▶ **STATED EXERCISE**:
Search the material for the string "data" and copy each line where it occurs.

▶ **EXCERPTED RECORDS**:
— START —
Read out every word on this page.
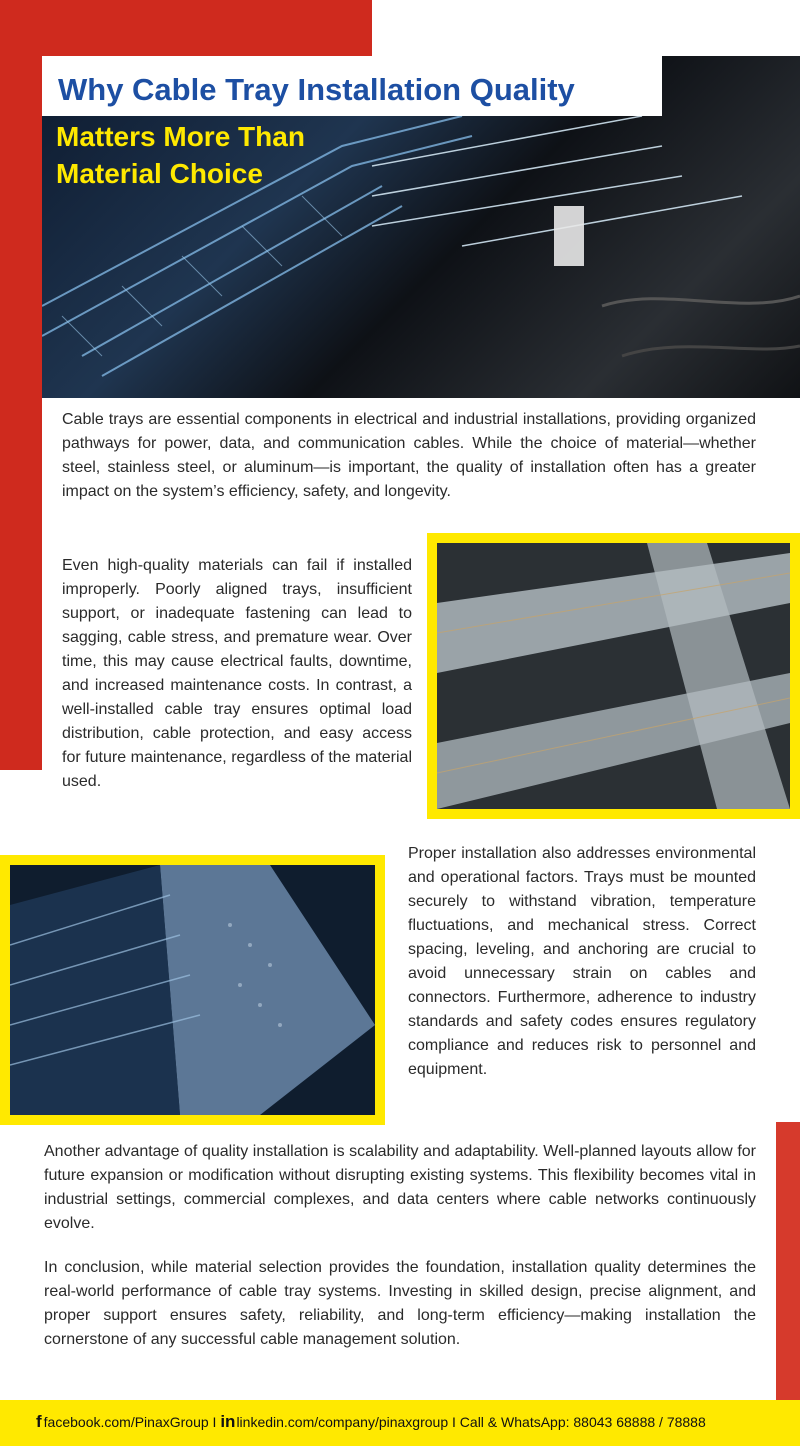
Why Cable Tray Installation Quality
Matters More Than Material Choice
Cable trays are essential components in electrical and industrial installations, providing organized pathways for power, data, and communication cables. While the choice of material—whether steel, stainless steel, or aluminum—is important, the quality of installation often has a greater impact on the system’s efficiency, safety, and longevity.
Even high-quality materials can fail if installed improperly. Poorly aligned trays, insufficient support, or inadequate fastening can lead to sagging, cable stress, and premature wear. Over time, this may cause electrical faults, downtime, and increased maintenance costs. In contrast, a well-installed cable tray ensures optimal load distribution, cable protection, and easy access for future maintenance, regardless of the material used.
Proper installation also addresses environmental and operational factors. Trays must be mounted securely to withstand vibration, temperature fluctuations, and mechanical stress. Correct spacing, leveling, and anchoring are crucial to avoid unnecessary strain on cables and connectors. Furthermore, adherence to industry standards and safety codes ensures regulatory compliance and reduces risk to personnel and equipment.
Another advantage of quality installation is scalability and adaptability. Well-planned layouts allow for future expansion or modification without disrupting existing systems. This flexibility becomes vital in industrial settings, commercial complexes, and data centers where cable networks continuously evolve.
In conclusion, while material selection provides the foundation, installation quality determines the real-world performance of cable tray systems. Investing in skilled design, precise alignment, and proper support ensures safety, reliability, and long-term efficiency—making installation the cornerstone of any successful cable management solution.
f facebook.com/PinaxGroup I inlinkedin.com/company/pinaxgroup I Call & WhatsApp: 88043 68888 / 78888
— END —
▶ **SOLUTION**:
Cable trays are essential components in electrical and industrial installations, providing organized pathways for power, data, and communication cables. While the choice of material—whether steel, stainless steel, or aluminum—is important, the quality of installation often has a greater impact on the system’s efficiency, safety, and longevity.
Another advantage of quality installation is scalability and adaptability. Well-planned layouts allow for future expansion or modification without disrupting existing systems. This flexibility becomes vital in industrial settings, commercial complexes, and data centers where cable networks continuously evolve.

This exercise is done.